◆ **AIM**
Return all of the data exactly, with nothing left out but the pictures.

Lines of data

## Start

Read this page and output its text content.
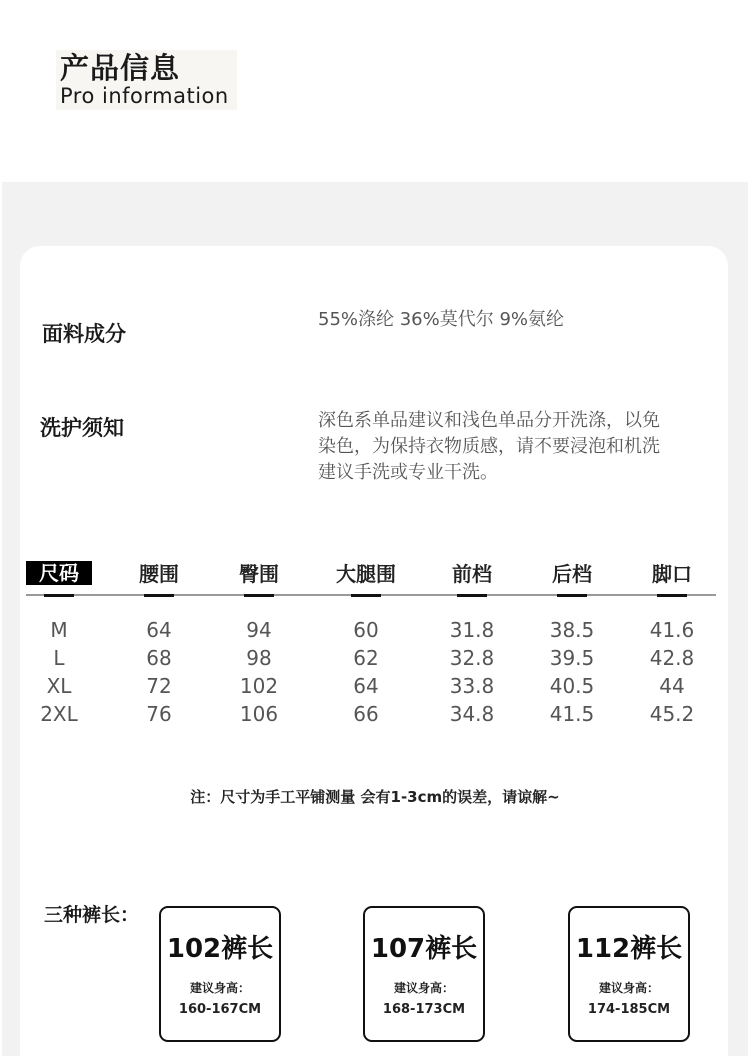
产品信息
Pro information
面料成分
55%涤纶 36%莫代尔 9%氨纶
洗护须知	深色系单品建议和浅色单品分开洗涤，以免
染色，为保持衣物质感，请不要浸泡和机洗
建议手洗或专业干洗。
尺码	腰围	臀围	大腿围	前档	后档	脚口
M	64	94	60	31.8	38.5	41.6
L	68	98	62	32.8	39.5	42.8
XL	72	102	64	33.8	40.5	44
2XL	76	106	66	34.8	41.5	45.2
注：尺寸为手工平铺测量 会有1-3cm的误差，请谅解~
三种裤长：
102裤长
建议身高：
160-167CM
107裤长
建议身高：
168-173CM
112裤长
建议身高：
174-185CM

## End

◆ **ANSWER TO THE PROBLEM**
Read this page and output its text content.
产品信息
Pro information
面料成分
55%涤纶 36%莫代尔 9%氨纶
洗护须知	深色系单品建议和浅色单品分开洗涤，以免
染色，为保持衣物质感，请不要浸泡和机洗
建议手洗或专业干洗。
尺码	腰围	臀围	大腿围	前档	后档	脚口
M	64	94	60	31.8	38.5	41.6
L	68	98	62	32.8	39.5	42.8
XL	72	102	64	33.8	40.5	44
2XL	76	106	66	34.8	41.5	45.2
注：尺寸为手工平铺测量 会有1-3cm的误差，请谅解~
三种裤长：
102裤长
建议身高：
160-167CM
107裤长
建议身高：
168-173CM
112裤长
建议身高：
174-185CM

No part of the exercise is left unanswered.